_WORK INSTRUCTIONS_
Search the material for the string "assumption" and copy each line where it occurs.

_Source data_

○ ○ ○

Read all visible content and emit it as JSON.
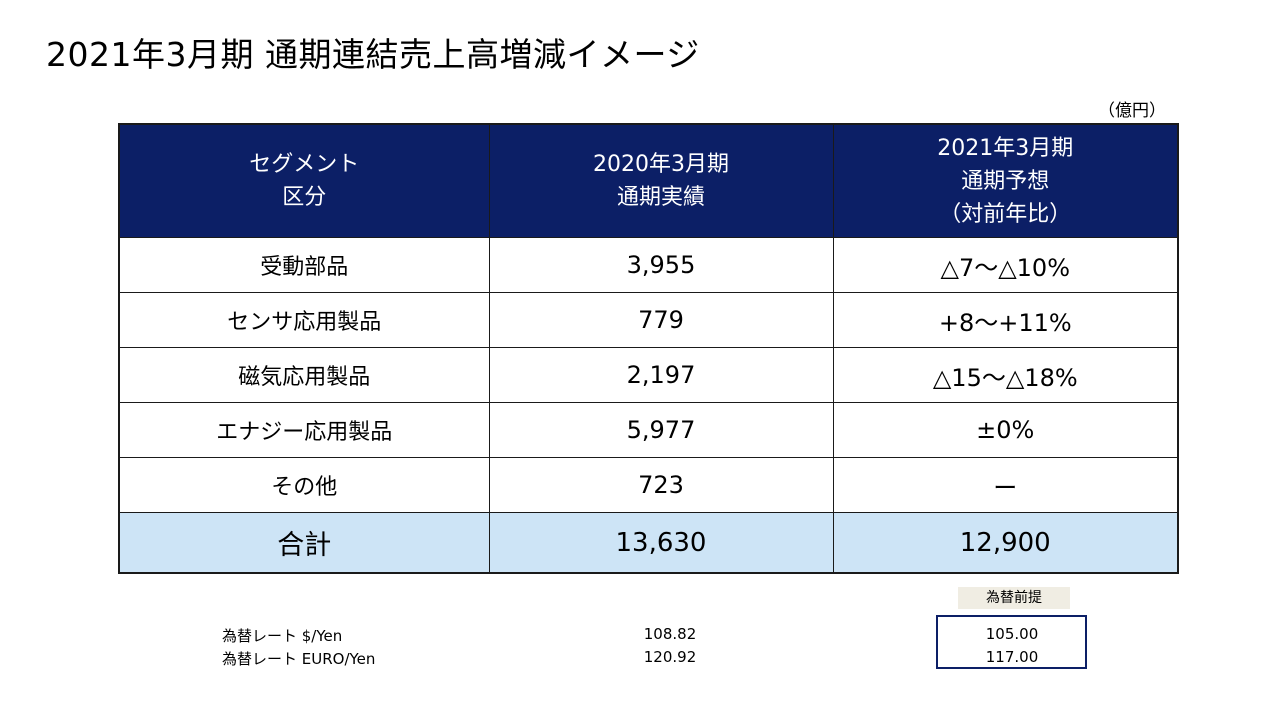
{
  "title": "2021年3月期 通期連結売上高増減イメージ",
  "unit": "（億円）",
  "table": {
    "headers": [
      [
        "セグメント",
        "区分"
      ],
      [
        "2020年3月期",
        "通期実績"
      ],
      [
        "2021年3月期",
        "通期予想",
        "（対前年比）"
      ]
    ],
    "rows": [
      {
        "segment": "受動部品",
        "actual": "3,955",
        "forecast": "△7～△10%"
      },
      {
        "segment": "センサ応用製品",
        "actual": "779",
        "forecast": "+8～+11%"
      },
      {
        "segment": "磁気応用製品",
        "actual": "2,197",
        "forecast": "△15～△18%"
      },
      {
        "segment": "エナジー応用製品",
        "actual": "5,977",
        "forecast": "±0%"
      },
      {
        "segment": "その他",
        "actual": "723",
        "forecast": "ー"
      }
    ],
    "total": {
      "segment": "合計",
      "actual": "13,630",
      "forecast": "12,900"
    }
  },
  "fx": {
    "note": "為替前提",
    "rows": [
      {
        "label": "為替レート $/Yen",
        "actual": "108.82",
        "assumption": "105.00"
      },
      {
        "label": "為替レート EURO/Yen",
        "actual": "120.92",
        "assumption": "117.00"
      }
    ]
  },
  "colors": {
    "header_bg": "#0c1f66",
    "total_row_bg": "#cde4f6",
    "note_bg": "#f0ede3"
  }
}
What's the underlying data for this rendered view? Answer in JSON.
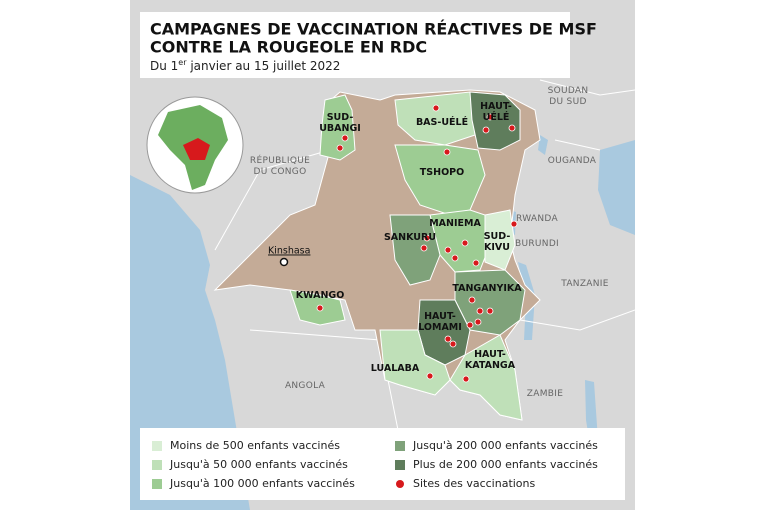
{
  "header": {
    "title_lines": [
      "CAMPAGNES DE VACCINATION RÉACTIVES DE MSF",
      "CONTRE LA ROUGEOLE EN RDC"
    ],
    "subtitle": {
      "before": "Du 1",
      "sup": "er",
      "after": " janvier au 15 juillet 2022"
    }
  },
  "countries": [
    {
      "label": [
        "SOUDAN",
        "DU SUD"
      ]
    },
    {
      "label": [
        "OUGANDA"
      ]
    },
    {
      "label": [
        "RWANDA"
      ]
    },
    {
      "label": [
        "BURUNDI"
      ]
    },
    {
      "label": [
        "TANZANIE"
      ]
    },
    {
      "label": [
        "ZAMBIE"
      ]
    },
    {
      "label": [
        "ANGOLA"
      ]
    },
    {
      "label": [
        "RÉPUBLIQUE",
        "DU CONGO"
      ]
    }
  ],
  "city": "Kinshasa",
  "provinces": [
    {
      "label": [
        "SUD-",
        "UBANGI"
      ]
    },
    {
      "label": [
        "BAS-UÉLÉ"
      ]
    },
    {
      "label": [
        "HAUT-",
        "UÉLÉ"
      ]
    },
    {
      "label": [
        "TSHOPO"
      ]
    },
    {
      "label": [
        "MANIEMA"
      ]
    },
    {
      "label": [
        "SANKURU"
      ]
    },
    {
      "label": [
        "SUD-",
        "KIVU"
      ]
    },
    {
      "label": [
        "KWANGO"
      ]
    },
    {
      "label": [
        "TANGANYIKA"
      ]
    },
    {
      "label": [
        "HAUT-",
        "LOMAMI"
      ]
    },
    {
      "label": [
        "LUALABA"
      ]
    },
    {
      "label": [
        "HAUT-",
        "KATANGA"
      ]
    }
  ],
  "legend": [
    {
      "label": "Moins de 500 enfants vaccinés",
      "color": "#d9eed5"
    },
    {
      "label": "Jusqu'à 50 000 enfants vaccinés",
      "color": "#bfe0b8"
    },
    {
      "label": "Jusqu'à 100 000 enfants vaccinés",
      "color": "#9dcc93"
    },
    {
      "label": "Jusqu'à 200 000 enfants vaccinés",
      "color": "#7fa27a"
    },
    {
      "label": "Plus de 200 000 enfants vaccinés",
      "color": "#5f7d5c"
    },
    {
      "label": "Sites des vaccinations",
      "color": "#d7191c"
    }
  ]
}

○ ○ ○

_THE COMPLETED TASK_
        "assumption": "105.00"
        "assumption": "117.00"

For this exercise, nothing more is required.